** START OF DATA SECTION **

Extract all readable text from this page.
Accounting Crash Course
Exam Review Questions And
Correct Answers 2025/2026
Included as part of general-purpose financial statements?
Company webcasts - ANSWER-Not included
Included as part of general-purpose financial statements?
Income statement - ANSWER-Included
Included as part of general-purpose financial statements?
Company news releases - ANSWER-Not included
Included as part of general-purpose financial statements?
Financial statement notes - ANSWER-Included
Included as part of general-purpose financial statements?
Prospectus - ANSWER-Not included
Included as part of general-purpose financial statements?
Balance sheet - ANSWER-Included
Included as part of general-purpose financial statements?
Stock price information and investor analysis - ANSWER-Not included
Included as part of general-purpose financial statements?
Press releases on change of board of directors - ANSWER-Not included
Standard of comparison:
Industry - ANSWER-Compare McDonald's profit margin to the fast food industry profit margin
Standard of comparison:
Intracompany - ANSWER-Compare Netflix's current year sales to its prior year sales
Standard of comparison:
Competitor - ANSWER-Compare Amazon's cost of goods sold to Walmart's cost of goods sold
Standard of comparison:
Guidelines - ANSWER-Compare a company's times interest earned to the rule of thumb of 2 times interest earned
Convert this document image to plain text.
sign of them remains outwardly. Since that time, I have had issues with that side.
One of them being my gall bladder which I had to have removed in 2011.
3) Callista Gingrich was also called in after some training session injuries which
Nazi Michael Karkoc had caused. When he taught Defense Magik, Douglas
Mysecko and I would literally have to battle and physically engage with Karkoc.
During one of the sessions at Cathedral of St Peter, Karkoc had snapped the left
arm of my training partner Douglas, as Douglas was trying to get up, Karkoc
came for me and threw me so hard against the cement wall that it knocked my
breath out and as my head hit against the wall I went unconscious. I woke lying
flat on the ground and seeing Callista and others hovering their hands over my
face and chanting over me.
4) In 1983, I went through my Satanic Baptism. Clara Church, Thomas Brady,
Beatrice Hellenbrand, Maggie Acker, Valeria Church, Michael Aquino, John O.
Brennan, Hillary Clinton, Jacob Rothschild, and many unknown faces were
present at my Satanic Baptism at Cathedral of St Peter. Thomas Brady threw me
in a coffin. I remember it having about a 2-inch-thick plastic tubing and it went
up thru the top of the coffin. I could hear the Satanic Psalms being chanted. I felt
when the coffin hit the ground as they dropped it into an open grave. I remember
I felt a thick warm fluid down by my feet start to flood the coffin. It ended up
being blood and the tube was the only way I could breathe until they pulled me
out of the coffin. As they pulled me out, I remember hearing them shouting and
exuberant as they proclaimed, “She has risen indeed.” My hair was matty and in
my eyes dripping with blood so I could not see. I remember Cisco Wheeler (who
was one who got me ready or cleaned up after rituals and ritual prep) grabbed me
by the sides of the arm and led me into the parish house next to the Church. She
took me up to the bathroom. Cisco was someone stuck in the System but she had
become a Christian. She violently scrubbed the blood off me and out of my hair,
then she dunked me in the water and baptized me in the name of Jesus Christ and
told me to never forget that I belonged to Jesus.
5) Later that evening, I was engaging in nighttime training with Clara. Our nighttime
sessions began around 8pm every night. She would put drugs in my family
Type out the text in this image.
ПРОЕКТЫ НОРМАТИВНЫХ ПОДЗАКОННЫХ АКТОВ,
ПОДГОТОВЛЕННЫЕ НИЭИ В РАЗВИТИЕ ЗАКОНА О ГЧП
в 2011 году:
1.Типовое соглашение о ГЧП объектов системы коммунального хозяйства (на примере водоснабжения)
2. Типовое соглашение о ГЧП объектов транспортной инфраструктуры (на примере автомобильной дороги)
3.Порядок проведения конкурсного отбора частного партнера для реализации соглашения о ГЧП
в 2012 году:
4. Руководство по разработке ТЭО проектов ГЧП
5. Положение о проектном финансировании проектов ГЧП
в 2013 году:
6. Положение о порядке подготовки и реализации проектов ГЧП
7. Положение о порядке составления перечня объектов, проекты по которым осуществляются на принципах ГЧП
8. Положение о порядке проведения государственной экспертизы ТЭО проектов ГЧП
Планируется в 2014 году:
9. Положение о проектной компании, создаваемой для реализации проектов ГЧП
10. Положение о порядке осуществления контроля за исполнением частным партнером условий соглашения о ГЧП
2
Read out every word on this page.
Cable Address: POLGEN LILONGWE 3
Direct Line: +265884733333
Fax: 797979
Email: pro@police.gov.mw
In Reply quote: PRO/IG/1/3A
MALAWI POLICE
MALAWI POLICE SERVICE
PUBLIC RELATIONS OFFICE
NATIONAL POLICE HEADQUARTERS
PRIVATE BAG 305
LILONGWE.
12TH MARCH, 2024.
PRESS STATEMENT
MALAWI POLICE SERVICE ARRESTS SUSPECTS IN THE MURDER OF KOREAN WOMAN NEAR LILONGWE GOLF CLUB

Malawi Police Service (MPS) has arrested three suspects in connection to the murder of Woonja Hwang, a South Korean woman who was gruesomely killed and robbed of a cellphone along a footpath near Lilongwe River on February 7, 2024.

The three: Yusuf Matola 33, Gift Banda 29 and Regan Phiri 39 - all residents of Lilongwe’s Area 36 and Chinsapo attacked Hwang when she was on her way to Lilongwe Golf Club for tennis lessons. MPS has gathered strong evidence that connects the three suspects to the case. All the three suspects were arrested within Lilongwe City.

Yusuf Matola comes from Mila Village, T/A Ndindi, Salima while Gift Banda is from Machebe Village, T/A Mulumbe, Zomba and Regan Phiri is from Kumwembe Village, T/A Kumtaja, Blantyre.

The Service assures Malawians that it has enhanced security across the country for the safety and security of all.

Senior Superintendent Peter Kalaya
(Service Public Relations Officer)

** END OF DATA SECTION **

◆ EXERCISE PROMPT:
Write out every line of the preceding listing that contains "felt".

◆ ANSWER FOR THE TASK:
up thru the top of the coffin. I could hear the Satanic Psalms being chanted. I felt
I felt a thick warm fluid down by my feet start to flood the coffin. It ended up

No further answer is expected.